#### [The request]
Return all the data, word for word.

#### [Given information]
start

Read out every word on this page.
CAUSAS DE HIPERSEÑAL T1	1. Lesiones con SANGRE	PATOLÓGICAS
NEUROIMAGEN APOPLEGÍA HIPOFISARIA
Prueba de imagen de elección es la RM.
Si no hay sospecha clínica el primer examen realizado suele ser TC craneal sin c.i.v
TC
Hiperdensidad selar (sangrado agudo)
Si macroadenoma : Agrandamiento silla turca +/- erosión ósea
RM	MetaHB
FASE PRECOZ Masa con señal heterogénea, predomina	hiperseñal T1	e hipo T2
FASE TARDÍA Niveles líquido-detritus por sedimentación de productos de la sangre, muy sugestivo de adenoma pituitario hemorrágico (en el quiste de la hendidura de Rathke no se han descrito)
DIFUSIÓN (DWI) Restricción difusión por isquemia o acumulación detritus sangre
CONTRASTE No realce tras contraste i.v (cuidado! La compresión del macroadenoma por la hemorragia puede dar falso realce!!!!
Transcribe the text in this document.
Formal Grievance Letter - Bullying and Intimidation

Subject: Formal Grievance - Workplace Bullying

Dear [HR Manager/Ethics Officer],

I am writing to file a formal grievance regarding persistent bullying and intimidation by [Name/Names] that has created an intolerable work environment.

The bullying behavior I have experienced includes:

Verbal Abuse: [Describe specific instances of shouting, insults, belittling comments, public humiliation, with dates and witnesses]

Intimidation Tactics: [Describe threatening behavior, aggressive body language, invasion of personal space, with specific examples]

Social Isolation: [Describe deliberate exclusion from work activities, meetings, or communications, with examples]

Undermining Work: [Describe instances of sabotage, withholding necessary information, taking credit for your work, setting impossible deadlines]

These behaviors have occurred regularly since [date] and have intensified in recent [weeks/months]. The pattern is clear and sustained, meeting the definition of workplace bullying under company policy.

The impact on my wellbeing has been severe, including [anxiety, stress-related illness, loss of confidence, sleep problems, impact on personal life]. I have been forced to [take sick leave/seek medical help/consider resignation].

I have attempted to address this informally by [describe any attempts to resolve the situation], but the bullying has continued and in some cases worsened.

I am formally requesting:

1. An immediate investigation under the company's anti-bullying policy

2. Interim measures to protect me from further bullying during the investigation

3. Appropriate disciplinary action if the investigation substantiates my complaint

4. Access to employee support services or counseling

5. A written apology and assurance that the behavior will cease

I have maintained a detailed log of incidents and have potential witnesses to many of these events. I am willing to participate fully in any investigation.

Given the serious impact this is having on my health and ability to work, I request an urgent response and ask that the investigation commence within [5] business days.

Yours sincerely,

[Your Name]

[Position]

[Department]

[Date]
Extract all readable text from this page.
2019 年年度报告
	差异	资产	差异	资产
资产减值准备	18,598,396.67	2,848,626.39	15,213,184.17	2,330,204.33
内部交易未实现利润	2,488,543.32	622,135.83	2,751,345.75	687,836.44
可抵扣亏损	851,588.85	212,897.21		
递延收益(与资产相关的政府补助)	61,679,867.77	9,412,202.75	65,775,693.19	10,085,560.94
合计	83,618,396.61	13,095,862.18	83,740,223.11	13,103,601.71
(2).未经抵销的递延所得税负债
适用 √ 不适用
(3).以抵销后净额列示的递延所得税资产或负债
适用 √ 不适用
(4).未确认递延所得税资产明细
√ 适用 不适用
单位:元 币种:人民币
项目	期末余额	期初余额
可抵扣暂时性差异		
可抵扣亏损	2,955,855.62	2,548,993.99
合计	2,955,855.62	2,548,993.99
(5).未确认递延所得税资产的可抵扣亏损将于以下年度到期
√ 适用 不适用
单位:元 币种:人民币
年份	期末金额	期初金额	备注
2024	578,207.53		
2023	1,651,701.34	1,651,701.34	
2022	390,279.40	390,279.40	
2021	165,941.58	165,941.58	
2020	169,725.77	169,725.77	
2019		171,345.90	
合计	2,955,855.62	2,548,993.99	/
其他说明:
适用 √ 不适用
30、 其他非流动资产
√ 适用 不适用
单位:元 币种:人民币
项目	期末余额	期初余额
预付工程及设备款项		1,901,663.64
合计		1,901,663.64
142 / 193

end

#### [Completed exercise]
Read out every word on this page.
CAUSAS DE HIPERSEÑAL T1	1. Lesiones con SANGRE	PATOLÓGICAS
NEUROIMAGEN APOPLEGÍA HIPOFISARIA
Prueba de imagen de elección es la RM.
Si no hay sospecha clínica el primer examen realizado suele ser TC craneal sin c.i.v
TC
Hiperdensidad selar (sangrado agudo)
Si macroadenoma : Agrandamiento silla turca +/- erosión ósea
RM	MetaHB
FASE PRECOZ Masa con señal heterogénea, predomina	hiperseñal T1	e hipo T2
FASE TARDÍA Niveles líquido-detritus por sedimentación de productos de la sangre, muy sugestivo de adenoma pituitario hemorrágico (en el quiste de la hendidura de Rathke no se han descrito)
DIFUSIÓN (DWI) Restricción difusión por isquemia o acumulación detritus sangre
CONTRASTE No realce tras contraste i.v (cuidado! La compresión del macroadenoma por la hemorragia puede dar falso realce!!!!
Transcribe the text in this document.
Formal Grievance Letter - Bullying and Intimidation

Subject: Formal Grievance - Workplace Bullying

Dear [HR Manager/Ethics Officer],

I am writing to file a formal grievance regarding persistent bullying and intimidation by [Name/Names] that has created an intolerable work environment.

The bullying behavior I have experienced includes:

Verbal Abuse: [Describe specific instances of shouting, insults, belittling comments, public humiliation, with dates and witnesses]

Intimidation Tactics: [Describe threatening behavior, aggressive body language, invasion of personal space, with specific examples]

Social Isolation: [Describe deliberate exclusion from work activities, meetings, or communications, with examples]

Undermining Work: [Describe instances of sabotage, withholding necessary information, taking credit for your work, setting impossible deadlines]

These behaviors have occurred regularly since [date] and have intensified in recent [weeks/months]. The pattern is clear and sustained, meeting the definition of workplace bullying under company policy.

The impact on my wellbeing has been severe, including [anxiety, stress-related illness, loss of confidence, sleep problems, impact on personal life]. I have been forced to [take sick leave/seek medical help/consider resignation].

I have attempted to address this informally by [describe any attempts to resolve the situation], but the bullying has continued and in some cases worsened.

I am formally requesting:

1. An immediate investigation under the company's anti-bullying policy

2. Interim measures to protect me from further bullying during the investigation

3. Appropriate disciplinary action if the investigation substantiates my complaint

4. Access to employee support services or counseling

5. A written apology and assurance that the behavior will cease

I have maintained a detailed log of incidents and have potential witnesses to many of these events. I am willing to participate fully in any investigation.

Given the serious impact this is having on my health and ability to work, I request an urgent response and ask that the investigation commence within [5] business days.

Yours sincerely,

[Your Name]

[Position]

[Department]

[Date]
Extract all readable text from this page.
2019 年年度报告
	差异	资产	差异	资产
资产减值准备	18,598,396.67	2,848,626.39	15,213,184.17	2,330,204.33
内部交易未实现利润	2,488,543.32	622,135.83	2,751,345.75	687,836.44
可抵扣亏损	851,588.85	212,897.21		
递延收益(与资产相关的政府补助)	61,679,867.77	9,412,202.75	65,775,693.19	10,085,560.94
合计	83,618,396.61	13,095,862.18	83,740,223.11	13,103,601.71
(2).未经抵销的递延所得税负债
适用 √ 不适用
(3).以抵销后净额列示的递延所得税资产或负债
适用 √ 不适用
(4).未确认递延所得税资产明细
√ 适用 不适用
单位:元 币种:人民币
项目	期末余额	期初余额
可抵扣暂时性差异		
可抵扣亏损	2,955,855.62	2,548,993.99
合计	2,955,855.62	2,548,993.99
(5).未确认递延所得税资产的可抵扣亏损将于以下年度到期
√ 适用 不适用
单位:元 币种:人民币
年份	期末金额	期初金额	备注
2024	578,207.53		
2023	1,651,701.34	1,651,701.34	
2022	390,279.40	390,279.40	
2021	165,941.58	165,941.58	
2020	169,725.77	169,725.77	
2019		171,345.90	
合计	2,955,855.62	2,548,993.99	/
其他说明:
适用 √ 不适用
30、 其他非流动资产
√ 适用 不适用
单位:元 币种:人民币
项目	期末余额	期初余额
预付工程及设备款项		1,901,663.64
合计		1,901,663.64
142 / 193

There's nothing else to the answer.